* DIRECTION: Copy out each line of the data that holds the word "공통영어".

* SUPPLIED RECORDS:
=-=-=-=-=
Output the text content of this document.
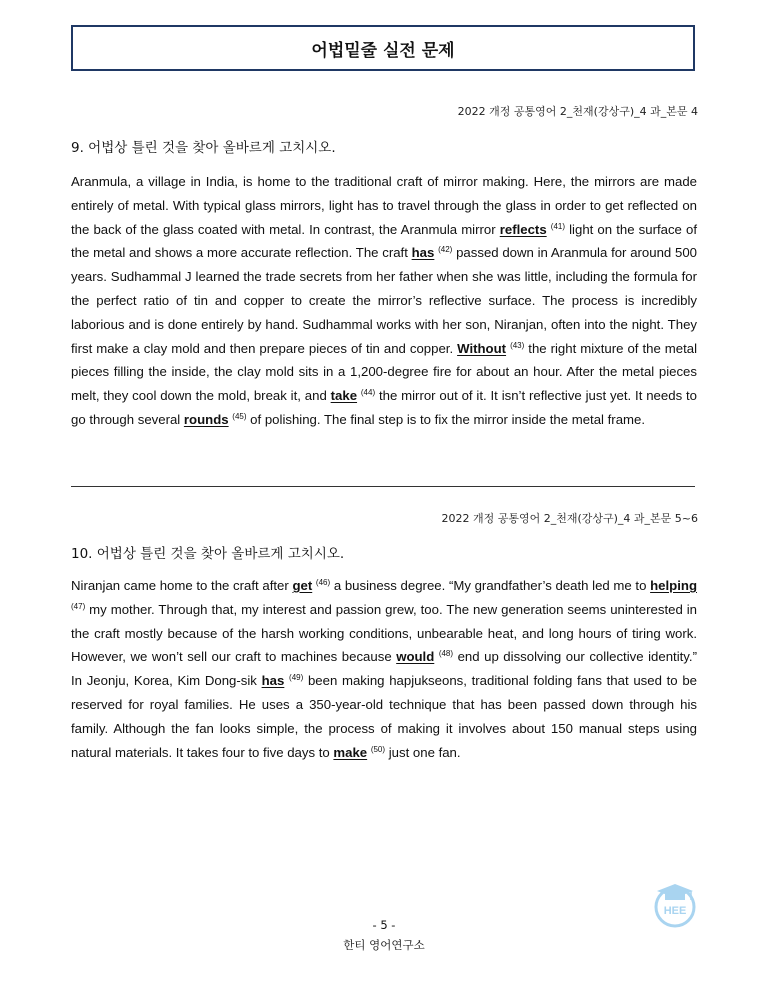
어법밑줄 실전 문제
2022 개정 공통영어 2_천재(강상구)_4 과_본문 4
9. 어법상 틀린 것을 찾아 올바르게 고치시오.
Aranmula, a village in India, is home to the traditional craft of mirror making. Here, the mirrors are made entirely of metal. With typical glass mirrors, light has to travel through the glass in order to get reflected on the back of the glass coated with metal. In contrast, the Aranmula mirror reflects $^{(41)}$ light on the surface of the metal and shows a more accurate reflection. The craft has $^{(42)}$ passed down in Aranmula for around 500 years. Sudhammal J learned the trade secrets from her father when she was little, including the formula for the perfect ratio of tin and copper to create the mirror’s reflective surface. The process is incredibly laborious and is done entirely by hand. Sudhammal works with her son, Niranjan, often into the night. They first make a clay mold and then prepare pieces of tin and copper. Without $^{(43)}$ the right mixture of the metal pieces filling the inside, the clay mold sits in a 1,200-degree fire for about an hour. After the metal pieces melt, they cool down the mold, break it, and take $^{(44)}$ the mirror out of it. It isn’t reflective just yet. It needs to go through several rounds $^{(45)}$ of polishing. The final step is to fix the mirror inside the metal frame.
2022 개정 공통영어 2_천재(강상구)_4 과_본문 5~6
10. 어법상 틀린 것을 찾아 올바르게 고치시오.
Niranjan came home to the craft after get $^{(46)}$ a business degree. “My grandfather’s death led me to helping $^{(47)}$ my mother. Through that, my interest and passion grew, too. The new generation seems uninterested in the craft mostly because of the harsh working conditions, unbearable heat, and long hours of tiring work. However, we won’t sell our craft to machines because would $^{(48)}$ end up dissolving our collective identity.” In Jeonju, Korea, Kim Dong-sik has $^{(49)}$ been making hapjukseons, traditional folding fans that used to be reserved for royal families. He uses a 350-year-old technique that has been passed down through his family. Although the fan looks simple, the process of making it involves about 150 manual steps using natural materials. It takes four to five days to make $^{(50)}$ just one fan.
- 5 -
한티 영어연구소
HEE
=-=-=-=-=
* EXERCISE RESPONSE:
2022 개정 공통영어 2_천재(강상구)_4 과_본문 4
2022 개정 공통영어 2_천재(강상구)_4 과_본문 5~6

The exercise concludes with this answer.